* _Description of the task_:
Output every entry exactly as given.
*** Dataset records
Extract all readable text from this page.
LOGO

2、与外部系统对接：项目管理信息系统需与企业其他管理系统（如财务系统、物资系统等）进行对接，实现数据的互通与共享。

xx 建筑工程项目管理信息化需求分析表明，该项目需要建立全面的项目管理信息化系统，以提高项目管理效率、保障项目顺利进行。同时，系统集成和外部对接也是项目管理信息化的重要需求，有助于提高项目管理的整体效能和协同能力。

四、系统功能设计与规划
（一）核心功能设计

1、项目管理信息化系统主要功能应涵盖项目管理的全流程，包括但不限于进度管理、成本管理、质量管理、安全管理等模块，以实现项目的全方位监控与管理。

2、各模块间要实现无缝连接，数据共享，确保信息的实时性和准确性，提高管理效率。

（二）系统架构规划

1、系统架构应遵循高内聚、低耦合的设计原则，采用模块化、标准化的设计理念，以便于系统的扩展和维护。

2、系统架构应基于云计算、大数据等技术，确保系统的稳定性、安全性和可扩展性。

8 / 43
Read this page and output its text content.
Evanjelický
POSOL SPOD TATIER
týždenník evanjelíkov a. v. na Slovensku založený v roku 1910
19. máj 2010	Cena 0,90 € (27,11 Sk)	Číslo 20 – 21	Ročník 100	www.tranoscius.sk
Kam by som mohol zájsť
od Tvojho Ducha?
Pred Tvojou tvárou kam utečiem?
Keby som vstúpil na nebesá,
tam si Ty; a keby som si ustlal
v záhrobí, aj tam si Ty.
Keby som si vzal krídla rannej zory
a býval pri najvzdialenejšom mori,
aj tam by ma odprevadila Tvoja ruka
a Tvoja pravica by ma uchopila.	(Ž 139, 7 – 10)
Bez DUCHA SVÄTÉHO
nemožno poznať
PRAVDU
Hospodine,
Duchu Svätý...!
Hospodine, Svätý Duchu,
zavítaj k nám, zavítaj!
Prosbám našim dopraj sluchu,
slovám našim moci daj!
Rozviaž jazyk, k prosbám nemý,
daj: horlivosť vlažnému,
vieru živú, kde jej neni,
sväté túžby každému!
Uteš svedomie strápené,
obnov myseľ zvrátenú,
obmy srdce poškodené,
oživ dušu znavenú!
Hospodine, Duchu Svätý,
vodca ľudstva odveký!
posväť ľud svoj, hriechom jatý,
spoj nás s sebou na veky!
******
* _Final result_:
Extract all readable text from this page.
LOGO

2、与外部系统对接：项目管理信息系统需与企业其他管理系统（如财务系统、物资系统等）进行对接，实现数据的互通与共享。

xx 建筑工程项目管理信息化需求分析表明，该项目需要建立全面的项目管理信息化系统，以提高项目管理效率、保障项目顺利进行。同时，系统集成和外部对接也是项目管理信息化的重要需求，有助于提高项目管理的整体效能和协同能力。

四、系统功能设计与规划
（一）核心功能设计

1、项目管理信息化系统主要功能应涵盖项目管理的全流程，包括但不限于进度管理、成本管理、质量管理、安全管理等模块，以实现项目的全方位监控与管理。

2、各模块间要实现无缝连接，数据共享，确保信息的实时性和准确性，提高管理效率。

（二）系统架构规划

1、系统架构应遵循高内聚、低耦合的设计原则，采用模块化、标准化的设计理念，以便于系统的扩展和维护。

2、系统架构应基于云计算、大数据等技术，确保系统的稳定性、安全性和可扩展性。

8 / 43
Read this page and output its text content.
Evanjelický
POSOL SPOD TATIER
týždenník evanjelíkov a. v. na Slovensku založený v roku 1910
19. máj 2010	Cena 0,90 € (27,11 Sk)	Číslo 20 – 21	Ročník 100	www.tranoscius.sk
Kam by som mohol zájsť
od Tvojho Ducha?
Pred Tvojou tvárou kam utečiem?
Keby som vstúpil na nebesá,
tam si Ty; a keby som si ustlal
v záhrobí, aj tam si Ty.
Keby som si vzal krídla rannej zory
a býval pri najvzdialenejšom mori,
aj tam by ma odprevadila Tvoja ruka
a Tvoja pravica by ma uchopila.	(Ž 139, 7 – 10)
Bez DUCHA SVÄTÉHO
nemožno poznať
PRAVDU
Hospodine,
Duchu Svätý...!
Hospodine, Svätý Duchu,
zavítaj k nám, zavítaj!
Prosbám našim dopraj sluchu,
slovám našim moci daj!
Rozviaž jazyk, k prosbám nemý,
daj: horlivosť vlažnému,
vieru živú, kde jej neni,
sväté túžby každému!
Uteš svedomie strápené,
obnov myseľ zvrátenú,
obmy srdce poškodené,
oživ dušu znavenú!
Hospodine, Duchu Svätý,
vodca ľudstva odveký!
posväť ľud svoj, hriechom jatý,
spoj nás s sebou na veky!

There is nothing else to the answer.